Required work: Lay out every line of the records below as a Markdown table with the columns "Row" and "Line", numbering the rows and leaving out blank lines. Leave the pictures out of the answer.

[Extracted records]
-- START --

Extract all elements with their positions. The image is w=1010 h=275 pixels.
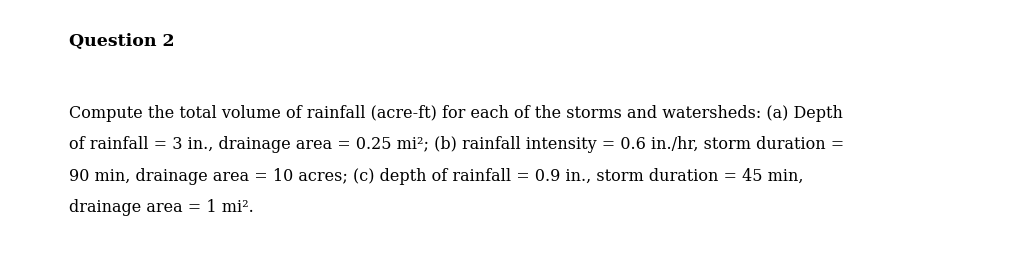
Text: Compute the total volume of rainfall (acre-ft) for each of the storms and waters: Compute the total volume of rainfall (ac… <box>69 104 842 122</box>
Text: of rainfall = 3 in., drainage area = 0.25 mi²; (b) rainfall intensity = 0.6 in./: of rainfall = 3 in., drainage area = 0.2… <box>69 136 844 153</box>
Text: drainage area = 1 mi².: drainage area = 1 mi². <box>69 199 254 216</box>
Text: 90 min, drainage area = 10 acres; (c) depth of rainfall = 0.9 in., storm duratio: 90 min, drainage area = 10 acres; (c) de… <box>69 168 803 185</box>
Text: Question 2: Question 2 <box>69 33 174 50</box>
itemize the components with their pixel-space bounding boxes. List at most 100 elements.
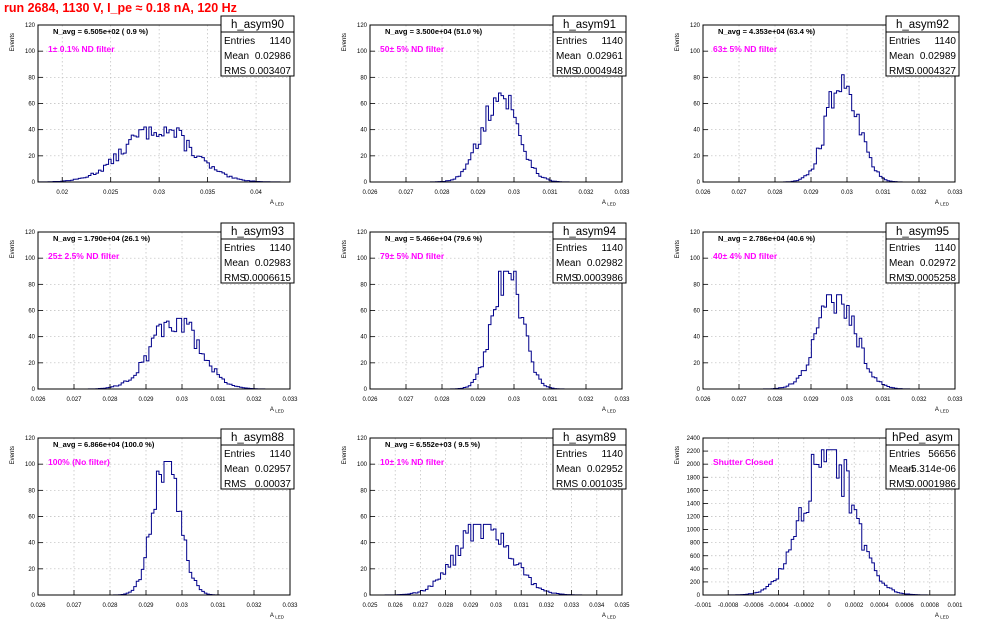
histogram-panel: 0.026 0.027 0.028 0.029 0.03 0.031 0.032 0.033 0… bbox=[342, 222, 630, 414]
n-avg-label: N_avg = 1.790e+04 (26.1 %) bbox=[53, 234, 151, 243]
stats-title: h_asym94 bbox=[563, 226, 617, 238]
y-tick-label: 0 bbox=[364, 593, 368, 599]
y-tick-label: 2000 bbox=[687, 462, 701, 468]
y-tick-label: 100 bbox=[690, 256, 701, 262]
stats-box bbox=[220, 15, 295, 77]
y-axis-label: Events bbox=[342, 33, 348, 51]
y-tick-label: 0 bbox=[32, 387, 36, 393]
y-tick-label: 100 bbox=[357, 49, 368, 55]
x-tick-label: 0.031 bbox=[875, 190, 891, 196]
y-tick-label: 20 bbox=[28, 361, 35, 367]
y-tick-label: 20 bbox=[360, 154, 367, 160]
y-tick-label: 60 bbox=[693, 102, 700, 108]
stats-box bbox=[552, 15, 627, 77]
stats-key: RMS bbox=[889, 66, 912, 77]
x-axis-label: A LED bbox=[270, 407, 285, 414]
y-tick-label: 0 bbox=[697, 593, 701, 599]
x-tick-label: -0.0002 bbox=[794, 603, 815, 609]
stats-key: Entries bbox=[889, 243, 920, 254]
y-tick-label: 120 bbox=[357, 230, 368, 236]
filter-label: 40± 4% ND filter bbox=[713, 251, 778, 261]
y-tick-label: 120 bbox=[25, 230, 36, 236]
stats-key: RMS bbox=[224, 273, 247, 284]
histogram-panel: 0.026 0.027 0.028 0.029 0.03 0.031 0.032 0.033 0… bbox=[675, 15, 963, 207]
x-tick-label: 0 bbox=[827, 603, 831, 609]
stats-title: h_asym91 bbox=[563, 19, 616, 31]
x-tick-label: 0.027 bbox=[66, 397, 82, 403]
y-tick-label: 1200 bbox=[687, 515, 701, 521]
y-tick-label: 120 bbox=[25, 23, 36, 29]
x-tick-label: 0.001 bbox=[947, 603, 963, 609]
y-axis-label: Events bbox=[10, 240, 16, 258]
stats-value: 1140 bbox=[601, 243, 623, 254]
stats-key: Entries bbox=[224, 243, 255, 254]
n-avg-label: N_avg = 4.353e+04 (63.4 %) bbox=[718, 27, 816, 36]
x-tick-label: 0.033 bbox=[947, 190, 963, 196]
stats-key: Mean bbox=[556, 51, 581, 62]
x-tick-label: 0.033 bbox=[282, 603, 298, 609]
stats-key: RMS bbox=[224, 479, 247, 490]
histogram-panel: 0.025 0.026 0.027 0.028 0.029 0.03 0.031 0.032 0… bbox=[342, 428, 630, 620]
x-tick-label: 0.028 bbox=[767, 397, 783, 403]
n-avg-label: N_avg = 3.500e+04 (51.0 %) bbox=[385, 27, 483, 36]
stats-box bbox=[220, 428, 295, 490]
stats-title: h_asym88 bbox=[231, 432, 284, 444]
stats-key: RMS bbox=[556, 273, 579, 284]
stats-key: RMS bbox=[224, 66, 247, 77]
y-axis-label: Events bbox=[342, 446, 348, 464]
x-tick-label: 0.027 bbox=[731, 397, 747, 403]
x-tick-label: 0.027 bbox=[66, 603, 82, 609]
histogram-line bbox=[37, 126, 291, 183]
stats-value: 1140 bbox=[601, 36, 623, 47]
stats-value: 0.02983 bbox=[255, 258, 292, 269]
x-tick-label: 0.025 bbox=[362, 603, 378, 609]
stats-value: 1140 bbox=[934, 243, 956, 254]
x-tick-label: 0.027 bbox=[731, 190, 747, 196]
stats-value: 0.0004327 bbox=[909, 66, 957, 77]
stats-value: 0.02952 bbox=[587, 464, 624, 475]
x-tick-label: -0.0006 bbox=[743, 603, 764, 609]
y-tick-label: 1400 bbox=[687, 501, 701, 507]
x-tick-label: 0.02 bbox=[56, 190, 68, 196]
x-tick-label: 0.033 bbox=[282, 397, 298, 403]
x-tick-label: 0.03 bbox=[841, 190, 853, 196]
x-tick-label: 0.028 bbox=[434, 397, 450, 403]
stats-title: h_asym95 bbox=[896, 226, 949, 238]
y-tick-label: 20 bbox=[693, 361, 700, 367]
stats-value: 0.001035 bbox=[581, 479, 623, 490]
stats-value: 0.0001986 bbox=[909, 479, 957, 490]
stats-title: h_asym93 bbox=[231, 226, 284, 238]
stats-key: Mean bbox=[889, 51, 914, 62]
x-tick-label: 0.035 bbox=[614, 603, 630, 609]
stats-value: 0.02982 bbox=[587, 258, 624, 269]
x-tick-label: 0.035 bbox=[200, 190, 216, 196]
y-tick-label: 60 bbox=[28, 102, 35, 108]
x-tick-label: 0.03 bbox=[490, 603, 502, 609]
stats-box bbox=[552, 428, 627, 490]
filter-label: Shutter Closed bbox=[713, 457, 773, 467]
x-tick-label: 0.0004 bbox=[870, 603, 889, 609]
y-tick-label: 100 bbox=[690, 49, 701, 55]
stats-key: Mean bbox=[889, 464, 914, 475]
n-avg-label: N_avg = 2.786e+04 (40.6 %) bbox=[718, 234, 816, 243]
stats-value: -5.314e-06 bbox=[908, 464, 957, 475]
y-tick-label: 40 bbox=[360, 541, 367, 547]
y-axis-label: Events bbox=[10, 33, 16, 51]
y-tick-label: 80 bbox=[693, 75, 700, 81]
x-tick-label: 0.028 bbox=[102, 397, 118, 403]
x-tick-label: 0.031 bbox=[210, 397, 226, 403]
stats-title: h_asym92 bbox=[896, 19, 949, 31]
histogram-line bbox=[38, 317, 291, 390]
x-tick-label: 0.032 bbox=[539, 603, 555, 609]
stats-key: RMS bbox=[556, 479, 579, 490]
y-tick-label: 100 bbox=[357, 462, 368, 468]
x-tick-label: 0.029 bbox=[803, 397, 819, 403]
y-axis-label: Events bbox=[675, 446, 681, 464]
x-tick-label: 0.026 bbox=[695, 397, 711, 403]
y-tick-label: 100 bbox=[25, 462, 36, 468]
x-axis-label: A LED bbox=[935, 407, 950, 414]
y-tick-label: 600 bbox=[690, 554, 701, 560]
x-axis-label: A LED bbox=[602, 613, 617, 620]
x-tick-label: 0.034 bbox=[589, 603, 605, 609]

-- END --

Answer to this task:
| Row | Line |
|---|---|
| 1 | Extract all elements with their positions. The image is w=1010 h=275 pixels. |
| 2 | Text: Compute the total volume of rainfall (acre-ft) for each of the storms and waters: Compute the total volume of rainfall (ac… <box>69 104 842 122</box> |
| 3 | Text: of rainfall = 3 in., drainage area = 0.25 mi²; (b) rainfall intensity = 0.6 in./: of rainfall = 3 in., drainage area = 0.2… <box>69 136 844 153</box> |
| 4 | Text: drainage area = 1 mi².: drainage area = 1 mi². <box>69 199 254 216</box> |
| 5 | Text: 90 min, drainage area = 10 acres; (c) depth of rainfall = 0.9 in., storm duratio: 90 min, drainage area = 10 acres; (c) de… <box>69 168 803 185</box> |
| 6 | Text: Question 2: Question 2 <box>69 33 174 50</box> |
| 7 | itemize the components with their pixel-space bounding boxes. List at most 100 elements. |
| 8 | histogram-panel: 0.026 0.027 0.028 0.029 0.03 0.031 0.032 0.033 0… bbox=[342, 222, 630, 414] |
| 9 | n-avg-label: N_avg = 1.790e+04 (26.1 %) bbox=[53, 234, 151, 243] |
| 10 | stats-title: h_asym94 bbox=[563, 226, 617, 238] |
| 11 | y-tick-label: 0 bbox=[364, 593, 368, 599] |
| 12 | y-tick-label: 2000 bbox=[687, 462, 701, 468] |
| 13 | y-tick-label: 100 bbox=[690, 256, 701, 262] |
| 14 | stats-box bbox=[220, 15, 295, 77] |
| 15 | y-axis-label: Events bbox=[342, 33, 348, 51] |
| 16 | y-tick-label: 0 bbox=[32, 387, 36, 393] |
| 17 | y-tick-label: 100 bbox=[357, 49, 368, 55] |
| 18 | x-tick-label: 0.031 bbox=[875, 190, 891, 196] |
| 19 | y-tick-label: 20 bbox=[28, 361, 35, 367] |
| 20 | y-tick-label: 20 bbox=[360, 154, 367, 160] |
| 21 | y-tick-label: 60 bbox=[693, 102, 700, 108] |
| 22 | stats-box bbox=[552, 15, 627, 77] |
| 23 | stats-key: RMS bbox=[889, 66, 912, 77] |
| 24 | x-axis-label: A LED bbox=[270, 407, 285, 414] |
| 25 | y-tick-label: 0 bbox=[697, 593, 701, 599] |
| 26 | x-tick-label: -0.0002 bbox=[794, 603, 815, 609] |
| 27 | stats-key: Entries bbox=[889, 243, 920, 254] |
| 28 | y-tick-label: 120 bbox=[357, 230, 368, 236] |
| 29 | filter-label: 40± 4% ND filter bbox=[713, 251, 778, 261] |
| 30 | y-tick-label: 120 bbox=[25, 230, 36, 236] |
| 31 | stats-key: RMS bbox=[224, 273, 247, 284] |
| 32 | histogram-panel: 0.026 0.027 0.028 0.029 0.03 0.031 0.032 0.033 0… bbox=[675, 15, 963, 207] |
| 33 | x-tick-label: 0 bbox=[827, 603, 831, 609] |
| 34 | stats-title: h_asym91 bbox=[563, 19, 616, 31] |
| 35 | x-tick-label: 0.027 bbox=[66, 397, 82, 403] |
| 36 | y-tick-label: 1200 bbox=[687, 515, 701, 521] |
| 37 | y-tick-label: 120 bbox=[25, 23, 36, 29] |
| 38 | x-tick-label: 0.001 bbox=[947, 603, 963, 609] |
| 39 | y-axis-label: Events bbox=[10, 240, 16, 258] |
| 40 | stats-value: 1140 bbox=[601, 243, 623, 254] |
| 41 | stats-key: Entries bbox=[224, 243, 255, 254] |
| 42 | n-avg-label: N_avg = 4.353e+04 (63.4 %) bbox=[718, 27, 816, 36] |
| 43 | x-tick-label: 0.033 bbox=[947, 190, 963, 196] |
| 44 | stats-key: Mean bbox=[556, 51, 581, 62] |
| 45 | x-tick-label: 0.033 bbox=[282, 603, 298, 609] |
| 46 | stats-key: RMS bbox=[224, 479, 247, 490] |
| 47 | histogram-panel: 0.025 0.026 0.027 0.028 0.029 0.03 0.031 0.032 0… bbox=[342, 428, 630, 620] |
| 48 | x-tick-label: 0.028 bbox=[767, 397, 783, 403] |
| 49 | n-avg-label: N_avg = 3.500e+04 (51.0 %) bbox=[385, 27, 483, 36] |
| 50 | stats-box bbox=[220, 428, 295, 490] |
| 51 | stats-title: h_asym88 bbox=[231, 432, 284, 444] |
| 52 | stats-key: RMS bbox=[556, 273, 579, 284] |
| 53 | stats-key: RMS bbox=[224, 66, 247, 77] |
| 54 | y-axis-label: Events bbox=[342, 446, 348, 464] |
| 55 | x-tick-label: 0.027 bbox=[731, 397, 747, 403] |
| 56 | x-tick-label: 0.027 bbox=[66, 603, 82, 609] |
| 57 | histogram-line bbox=[37, 126, 291, 183] |
| 58 | stats-value: 1140 bbox=[601, 36, 623, 47] |
| 59 | stats-value: 0.02983 bbox=[255, 258, 292, 269] |
| 60 | x-tick-label: 0.025 bbox=[362, 603, 378, 609] |
| 61 | stats-value: 1140 bbox=[934, 243, 956, 254] |
| 62 | x-tick-label: 0.027 bbox=[731, 190, 747, 196] |
| 63 | stats-value: 0.0004327 bbox=[909, 66, 957, 77] |
| 64 | stats-value: 0.02952 bbox=[587, 464, 624, 475] |
| 65 | x-tick-label: -0.0006 bbox=[743, 603, 764, 609] |
| 66 | y-tick-label: 1400 bbox=[687, 501, 701, 507] |
| 67 | x-tick-label: 0.02 bbox=[56, 190, 68, 196] |
| 68 | x-tick-label: 0.033 bbox=[282, 397, 298, 403] |
| 69 | x-tick-label: 0.03 bbox=[841, 190, 853, 196] |
| 70 | x-tick-label: 0.028 bbox=[434, 397, 450, 403] |
| 71 | stats-title: h_asym95 bbox=[896, 226, 949, 238] |
| 72 | y-tick-label: 20 bbox=[693, 361, 700, 367] |
| 73 | stats-value: 0.001035 bbox=[581, 479, 623, 490] |
| 74 | stats-value: 0.0001986 bbox=[909, 479, 957, 490] |
| 75 | stats-title: h_asym93 bbox=[231, 226, 284, 238] |
| 76 | stats-key: Mean bbox=[889, 51, 914, 62] |
| 77 | x-tick-label: 0.035 bbox=[614, 603, 630, 609] |
| 78 | stats-value: 0.02982 bbox=[587, 258, 624, 269] |
| 79 | x-tick-label: 0.035 bbox=[200, 190, 216, 196] |
| 80 | y-tick-label: 60 bbox=[28, 102, 35, 108] |
| 81 | x-tick-label: 0.03 bbox=[490, 603, 502, 609] |
| 82 | stats-box bbox=[552, 428, 627, 490] |
| 83 | filter-label: Shutter Closed bbox=[713, 457, 773, 467] |
| 84 | x-tick-label: 0.0004 bbox=[870, 603, 889, 609] |
| 85 | y-tick-label: 100 bbox=[690, 49, 701, 55] |
| 86 | stats-key: Mean bbox=[889, 464, 914, 475] |
| 87 | n-avg-label: N_avg = 2.786e+04 (40.6 %) bbox=[718, 234, 816, 243] |
| 88 | stats-value: -5.314e-06 bbox=[908, 464, 957, 475] |
| 89 | y-tick-label: 40 bbox=[360, 541, 367, 547] |
| 90 | y-axis-label: Events bbox=[10, 33, 16, 51] |
| 91 | y-tick-label: 80 bbox=[693, 75, 700, 81] |
| 92 | x-tick-label: 0.028 bbox=[102, 397, 118, 403] |
| 93 | x-tick-label: 0.031 bbox=[210, 397, 226, 403] |
| 94 | stats-title: h_asym92 bbox=[896, 19, 949, 31] |
| 95 | histogram-line bbox=[38, 317, 291, 390] |
| 96 | x-tick-label: 0.032 bbox=[539, 603, 555, 609] |
| 97 | stats-key: RMS bbox=[556, 479, 579, 490] |
| 98 | y-tick-label: 100 bbox=[357, 462, 368, 468] |
| 99 | x-tick-label: 0.029 bbox=[803, 397, 819, 403] |
| 100 | y-axis-label: Events bbox=[675, 446, 681, 464] |
| 101 | x-tick-label: 0.026 bbox=[695, 397, 711, 403] |
| 102 | y-tick-label: 100 bbox=[25, 462, 36, 468] |
| 103 | x-axis-label: A LED bbox=[935, 407, 950, 414] |
| 104 | y-tick-label: 600 bbox=[690, 554, 701, 560] |
| 105 | x-axis-label: A LED bbox=[602, 613, 617, 620] |
| 106 | x-tick-label: 0.034 bbox=[589, 603, 605, 609] |